Instruction:
Work out how many lines of the records contain "млрд". Answer with the number and nothing else.
---
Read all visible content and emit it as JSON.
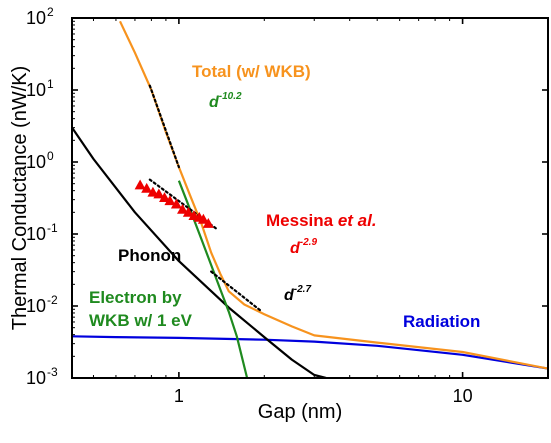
{
  "chart_data": {
    "type": "line",
    "title": "",
    "xlabel": "Gap (nm)",
    "ylabel": "Thermal Conductance (nW/K)",
    "x_scale": "log",
    "y_scale": "log",
    "xlim": [
      0.42,
      20
    ],
    "ylim": [
      0.001,
      100
    ],
    "x_ticks": [
      {
        "value": 1,
        "label": "1"
      },
      {
        "value": 10,
        "label": "10"
      }
    ],
    "y_ticks": [
      {
        "value": 100,
        "base": "10",
        "exp": "2"
      },
      {
        "value": 10,
        "base": "10",
        "exp": "1"
      },
      {
        "value": 1,
        "base": "10",
        "exp": "0"
      },
      {
        "value": 0.1,
        "base": "10",
        "exp": "-1"
      },
      {
        "value": 0.01,
        "base": "10",
        "exp": "-2"
      },
      {
        "value": 0.001,
        "base": "10",
        "exp": "-3"
      }
    ],
    "grid": false,
    "series": [
      {
        "label": "Total (w/ WKB)",
        "color": "#f7931e",
        "x": [
          0.62,
          0.7,
          0.8,
          0.9,
          1.0,
          1.1,
          1.2,
          1.3,
          1.4,
          1.5,
          1.7,
          2.0,
          2.5,
          3.0,
          5.0,
          10.0,
          20.0
        ],
        "y": [
          90,
          33,
          10,
          2.6,
          0.85,
          0.33,
          0.14,
          0.055,
          0.028,
          0.016,
          0.0105,
          0.0077,
          0.0052,
          0.0039,
          0.0031,
          0.0023,
          0.00135
        ]
      },
      {
        "label": "Phonon",
        "color": "#000000",
        "x": [
          0.42,
          0.5,
          0.7,
          1.0,
          1.5,
          2.0,
          2.5,
          3.0,
          3.3
        ],
        "y": [
          3.0,
          1.1,
          0.2,
          0.042,
          0.0095,
          0.0037,
          0.0018,
          0.0011,
          0.001
        ]
      },
      {
        "label": "Electron by",
        "label2": "WKB w/ 1 eV",
        "color": "#1f8a1f",
        "x": [
          1.0,
          1.1,
          1.2,
          1.3,
          1.4,
          1.5,
          1.6,
          1.74
        ],
        "y": [
          0.55,
          0.21,
          0.085,
          0.037,
          0.017,
          0.0083,
          0.0038,
          0.001
        ]
      },
      {
        "label": "Radiation",
        "color": "#0000dd",
        "x": [
          0.42,
          0.6,
          1.0,
          2.0,
          3.0,
          5.0,
          10.0,
          20.0
        ],
        "y": [
          0.0038,
          0.0037,
          0.0036,
          0.0034,
          0.0032,
          0.0028,
          0.0021,
          0.00135
        ]
      }
    ],
    "scatter": {
      "label": "Messina",
      "label_italic": "et al.",
      "color": "#ee0000",
      "x": [
        0.73,
        0.77,
        0.81,
        0.85,
        0.89,
        0.93,
        0.98,
        1.03,
        1.08,
        1.13,
        1.18,
        1.22,
        1.27
      ],
      "y": [
        0.48,
        0.43,
        0.38,
        0.36,
        0.32,
        0.29,
        0.26,
        0.22,
        0.2,
        0.18,
        0.17,
        0.16,
        0.14
      ]
    },
    "fits": [
      {
        "base": "d",
        "exp": "-10.2",
        "color": "#1f8a1f",
        "x": [
          0.79,
          1.0
        ],
        "y": [
          11.5,
          0.85
        ]
      },
      {
        "base": "d",
        "exp": "-2.9",
        "color": "#ee0000",
        "x": [
          0.79,
          1.35
        ],
        "y": [
          0.57,
          0.12
        ]
      },
      {
        "base": "d",
        "exp": "-2.7",
        "color": "#000000",
        "x": [
          1.3,
          1.95
        ],
        "y": [
          0.03,
          0.0085
        ]
      }
    ]
  }
}
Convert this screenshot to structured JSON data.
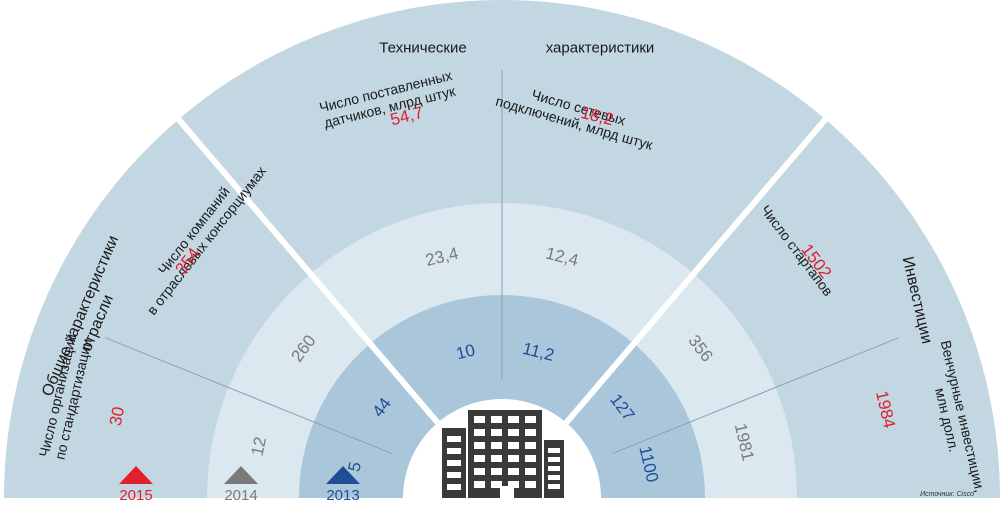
{
  "chart_data": {
    "type": "radial-segmented",
    "groups": [
      {
        "name": "Общие характеристики\nотрасли"
      },
      {
        "name": "Технические характеристики",
        "parts": [
          "Технические",
          "характеристики"
        ]
      },
      {
        "name": "Инвестиции"
      }
    ],
    "years": [
      "2015",
      "2014",
      "2013"
    ],
    "year_colors": {
      "2015": "#e0202e",
      "2014": "#7a7a7a",
      "2013": "#1f4e96"
    },
    "indicators": [
      {
        "key": "std",
        "label": "Число организаций\nпо стандартизации",
        "values": {
          "2015": "30",
          "2014": "12",
          "2013": "5"
        }
      },
      {
        "key": "consort",
        "label": "Число компаний\nв отраслевых консорциумах",
        "values": {
          "2015": "354",
          "2014": "260",
          "2013": "44"
        }
      },
      {
        "key": "sensors",
        "label": "Число поставленных\nдатчиков, млрд штук",
        "values": {
          "2015": "54,7",
          "2014": "23,4",
          "2013": "10"
        }
      },
      {
        "key": "network",
        "label": "Число сетевых\nподключений, млрд штук",
        "values": {
          "2015": "18,2",
          "2014": "12,4",
          "2013": "11,2"
        }
      },
      {
        "key": "startups",
        "label": "Число стартапов",
        "values": {
          "2015": "1502",
          "2014": "356",
          "2013": "127"
        }
      },
      {
        "key": "venture",
        "label": "Венчурные инвестиции,\nмлн долл.",
        "values": {
          "2015": "1984",
          "2014": "1981",
          "2013": "1100"
        }
      }
    ]
  },
  "source": "Источник: Cisco",
  "colors": {
    "outer": "#c3d7e3",
    "middle": "#dce8ef",
    "inner": "#a9c6da",
    "separator": "#ffffff",
    "building": "#3a3a3a"
  },
  "icons": {
    "center": "office-building-icon",
    "year_marker": "triangle-icon"
  }
}
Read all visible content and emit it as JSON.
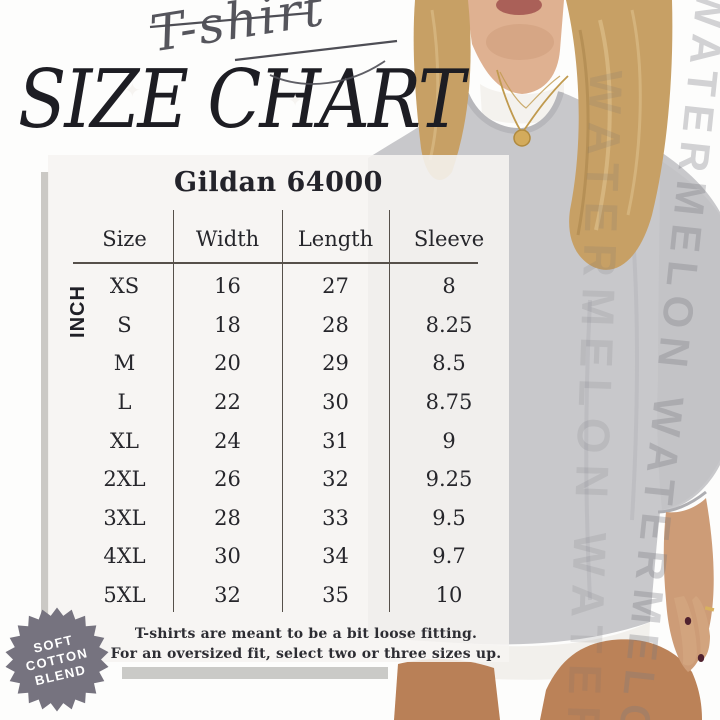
{
  "header": {
    "script_label": "T-shirt",
    "title": "SIZE CHART",
    "sparkle_icon": "✦"
  },
  "chart_data": {
    "type": "table",
    "title": "Gildan 64000",
    "unit_label": "INCH",
    "columns": [
      "Size",
      "Width",
      "Length",
      "Sleeve"
    ],
    "rows": [
      {
        "size": "XS",
        "width": "16",
        "length": "27",
        "sleeve": "8"
      },
      {
        "size": "S",
        "width": "18",
        "length": "28",
        "sleeve": "8.25"
      },
      {
        "size": "M",
        "width": "20",
        "length": "29",
        "sleeve": "8.5"
      },
      {
        "size": "L",
        "width": "22",
        "length": "30",
        "sleeve": "8.75"
      },
      {
        "size": "XL",
        "width": "24",
        "length": "31",
        "sleeve": "9"
      },
      {
        "size": "2XL",
        "width": "26",
        "length": "32",
        "sleeve": "9.25"
      },
      {
        "size": "3XL",
        "width": "28",
        "length": "33",
        "sleeve": "9.5"
      },
      {
        "size": "4XL",
        "width": "30",
        "length": "34",
        "sleeve": "9.7"
      },
      {
        "size": "5XL",
        "width": "32",
        "length": "35",
        "sleeve": "10"
      }
    ]
  },
  "notes": {
    "line1": "T-shirts are meant to be a bit loose fitting.",
    "line2": "For an oversized fit, select two or three sizes up."
  },
  "badge": {
    "lines": [
      "SOFT",
      "COTTON",
      "BLEND"
    ],
    "color": "#76737f"
  },
  "watermark": {
    "text": "WATERMELON"
  },
  "colors": {
    "panel_line": "#56504a",
    "table_ink": "#26262b",
    "title_ink": "#1d1d23",
    "shirt_gray": "#c8c8cb",
    "badge_gray": "#76737f",
    "watermark_gray": "#8c8c92"
  }
}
---
Reply to the exercise:
2